Supplied records.
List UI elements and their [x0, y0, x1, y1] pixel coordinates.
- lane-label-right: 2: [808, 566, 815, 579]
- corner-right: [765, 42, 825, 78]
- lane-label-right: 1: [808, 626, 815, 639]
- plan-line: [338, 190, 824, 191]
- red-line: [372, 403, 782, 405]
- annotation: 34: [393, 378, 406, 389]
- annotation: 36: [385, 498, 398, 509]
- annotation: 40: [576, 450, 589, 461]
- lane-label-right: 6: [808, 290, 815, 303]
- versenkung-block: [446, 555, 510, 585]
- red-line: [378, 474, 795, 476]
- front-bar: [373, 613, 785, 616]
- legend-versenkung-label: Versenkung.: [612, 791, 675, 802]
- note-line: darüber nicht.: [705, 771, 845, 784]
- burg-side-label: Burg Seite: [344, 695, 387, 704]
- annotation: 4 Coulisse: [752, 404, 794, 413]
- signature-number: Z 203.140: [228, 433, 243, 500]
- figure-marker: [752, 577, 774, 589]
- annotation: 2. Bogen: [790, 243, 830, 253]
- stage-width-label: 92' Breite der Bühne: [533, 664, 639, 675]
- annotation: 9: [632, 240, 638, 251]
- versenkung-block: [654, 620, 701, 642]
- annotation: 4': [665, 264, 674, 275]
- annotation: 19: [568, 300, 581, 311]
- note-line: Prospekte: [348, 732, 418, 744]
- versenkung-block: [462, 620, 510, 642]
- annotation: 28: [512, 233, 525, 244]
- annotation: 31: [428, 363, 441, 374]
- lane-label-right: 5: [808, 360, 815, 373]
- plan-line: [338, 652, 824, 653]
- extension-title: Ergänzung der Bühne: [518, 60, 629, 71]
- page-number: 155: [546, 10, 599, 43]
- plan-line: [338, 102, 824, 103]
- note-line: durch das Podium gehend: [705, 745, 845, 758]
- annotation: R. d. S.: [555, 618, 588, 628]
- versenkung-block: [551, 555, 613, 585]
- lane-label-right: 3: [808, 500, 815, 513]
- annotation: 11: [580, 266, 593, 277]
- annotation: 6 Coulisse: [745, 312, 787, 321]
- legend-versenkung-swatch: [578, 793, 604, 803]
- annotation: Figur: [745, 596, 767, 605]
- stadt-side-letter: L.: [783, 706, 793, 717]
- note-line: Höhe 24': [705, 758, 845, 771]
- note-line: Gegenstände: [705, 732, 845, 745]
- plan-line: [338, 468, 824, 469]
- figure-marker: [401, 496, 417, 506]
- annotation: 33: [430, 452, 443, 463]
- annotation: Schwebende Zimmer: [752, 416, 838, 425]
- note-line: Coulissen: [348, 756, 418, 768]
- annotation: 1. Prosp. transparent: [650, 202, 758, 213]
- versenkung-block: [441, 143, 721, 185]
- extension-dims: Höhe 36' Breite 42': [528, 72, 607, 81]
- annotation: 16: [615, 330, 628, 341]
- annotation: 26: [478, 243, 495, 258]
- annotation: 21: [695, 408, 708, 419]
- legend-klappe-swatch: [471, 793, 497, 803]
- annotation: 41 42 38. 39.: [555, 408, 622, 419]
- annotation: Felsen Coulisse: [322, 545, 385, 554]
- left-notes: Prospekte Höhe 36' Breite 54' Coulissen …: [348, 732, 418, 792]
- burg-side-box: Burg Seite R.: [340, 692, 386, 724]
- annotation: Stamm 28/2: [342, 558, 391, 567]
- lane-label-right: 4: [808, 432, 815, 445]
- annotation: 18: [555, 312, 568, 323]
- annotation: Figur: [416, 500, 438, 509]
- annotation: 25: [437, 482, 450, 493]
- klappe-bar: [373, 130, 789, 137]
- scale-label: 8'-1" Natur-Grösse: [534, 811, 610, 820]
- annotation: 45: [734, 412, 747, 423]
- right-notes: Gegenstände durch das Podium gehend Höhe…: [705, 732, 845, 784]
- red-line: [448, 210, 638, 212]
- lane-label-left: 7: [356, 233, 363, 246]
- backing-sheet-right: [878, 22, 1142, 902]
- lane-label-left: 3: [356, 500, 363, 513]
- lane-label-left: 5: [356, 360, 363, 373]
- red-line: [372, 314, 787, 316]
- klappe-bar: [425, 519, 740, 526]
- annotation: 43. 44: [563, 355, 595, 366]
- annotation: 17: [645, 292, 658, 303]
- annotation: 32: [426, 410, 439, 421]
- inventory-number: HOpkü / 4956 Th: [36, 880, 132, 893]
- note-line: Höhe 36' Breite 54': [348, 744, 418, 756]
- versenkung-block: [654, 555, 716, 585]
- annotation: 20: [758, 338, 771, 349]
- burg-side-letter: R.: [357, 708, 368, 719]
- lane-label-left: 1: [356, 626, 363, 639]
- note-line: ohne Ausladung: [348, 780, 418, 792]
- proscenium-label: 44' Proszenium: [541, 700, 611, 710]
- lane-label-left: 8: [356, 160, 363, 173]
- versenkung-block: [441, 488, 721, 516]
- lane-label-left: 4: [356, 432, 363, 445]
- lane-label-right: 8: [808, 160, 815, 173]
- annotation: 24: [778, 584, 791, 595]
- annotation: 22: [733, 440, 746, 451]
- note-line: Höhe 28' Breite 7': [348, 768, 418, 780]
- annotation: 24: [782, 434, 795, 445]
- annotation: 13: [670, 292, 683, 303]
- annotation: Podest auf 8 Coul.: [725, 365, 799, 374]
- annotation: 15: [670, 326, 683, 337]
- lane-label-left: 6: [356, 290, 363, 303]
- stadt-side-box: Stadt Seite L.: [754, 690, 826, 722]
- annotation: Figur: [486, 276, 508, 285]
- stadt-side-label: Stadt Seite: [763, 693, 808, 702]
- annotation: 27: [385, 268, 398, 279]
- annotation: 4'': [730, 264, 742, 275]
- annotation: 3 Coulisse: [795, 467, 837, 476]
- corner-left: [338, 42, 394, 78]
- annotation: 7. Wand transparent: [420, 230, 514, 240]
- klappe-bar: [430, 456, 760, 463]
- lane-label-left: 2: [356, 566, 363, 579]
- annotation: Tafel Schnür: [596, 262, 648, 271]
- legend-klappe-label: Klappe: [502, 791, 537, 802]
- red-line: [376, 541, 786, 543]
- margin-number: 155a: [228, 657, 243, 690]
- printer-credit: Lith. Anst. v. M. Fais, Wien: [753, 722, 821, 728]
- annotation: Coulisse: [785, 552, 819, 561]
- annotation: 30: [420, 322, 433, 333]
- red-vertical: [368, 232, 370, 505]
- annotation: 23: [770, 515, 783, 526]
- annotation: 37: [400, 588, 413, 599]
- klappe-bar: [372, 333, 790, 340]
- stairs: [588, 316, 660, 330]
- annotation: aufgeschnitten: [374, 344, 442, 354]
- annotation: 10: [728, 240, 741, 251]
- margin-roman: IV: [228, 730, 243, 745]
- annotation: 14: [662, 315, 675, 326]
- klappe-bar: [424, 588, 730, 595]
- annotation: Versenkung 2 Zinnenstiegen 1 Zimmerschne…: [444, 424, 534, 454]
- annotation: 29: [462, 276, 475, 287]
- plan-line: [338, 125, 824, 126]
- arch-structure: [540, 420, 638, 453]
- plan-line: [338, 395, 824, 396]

Exercise prompt.
Rename "versenkung-block" to "trapdoor-block" in the listing, starting at its first line and stopping after the line that contains "- stadt-side-letter: L.: [783, 706, 793, 717]". Write those lines out again with nothing else altered.

Answer for the task.
List UI elements and their [x0, y0, x1, y1] pixel coordinates.
- lane-label-right: 2: [808, 566, 815, 579]
- corner-right: [765, 42, 825, 78]
- lane-label-right: 1: [808, 626, 815, 639]
- plan-line: [338, 190, 824, 191]
- red-line: [372, 403, 782, 405]
- annotation: 34: [393, 378, 406, 389]
- annotation: 36: [385, 498, 398, 509]
- annotation: 40: [576, 450, 589, 461]
- lane-label-right: 6: [808, 290, 815, 303]
- trapdoor-block: [446, 555, 510, 585]
- red-line: [378, 474, 795, 476]
- front-bar: [373, 613, 785, 616]
- legend-versenkung-label: Versenkung.: [612, 791, 675, 802]
- note-line: darüber nicht.: [705, 771, 845, 784]
- burg-side-label: Burg Seite: [344, 695, 387, 704]
- annotation: 4 Coulisse: [752, 404, 794, 413]
- signature-number: Z 203.140: [228, 433, 243, 500]
- figure-marker: [752, 577, 774, 589]
- annotation: 2. Bogen: [790, 243, 830, 253]
- stage-width-label: 92' Breite der Bühne: [533, 664, 639, 675]
- annotation: 9: [632, 240, 638, 251]
- trapdoor-block: [654, 620, 701, 642]
- annotation: 4': [665, 264, 674, 275]
- annotation: 19: [568, 300, 581, 311]
- note-line: Prospekte: [348, 732, 418, 744]
- trapdoor-block: [462, 620, 510, 642]
- annotation: 28: [512, 233, 525, 244]
- annotation: 31: [428, 363, 441, 374]
- lane-label-right: 5: [808, 360, 815, 373]
- plan-line: [338, 652, 824, 653]
- extension-title: Ergänzung der Bühne: [518, 60, 629, 71]
- page-number: 155: [546, 10, 599, 43]
- plan-line: [338, 102, 824, 103]
- note-line: durch das Podium gehend: [705, 745, 845, 758]
- annotation: R. d. S.: [555, 618, 588, 628]
- trapdoor-block: [551, 555, 613, 585]
- lane-label-right: 3: [808, 500, 815, 513]
- annotation: 11: [580, 266, 593, 277]
- annotation: 6 Coulisse: [745, 312, 787, 321]
- legend-versenkung-swatch: [578, 793, 604, 803]
- annotation: Figur: [745, 596, 767, 605]
- stadt-side-letter: L.: [783, 706, 793, 717]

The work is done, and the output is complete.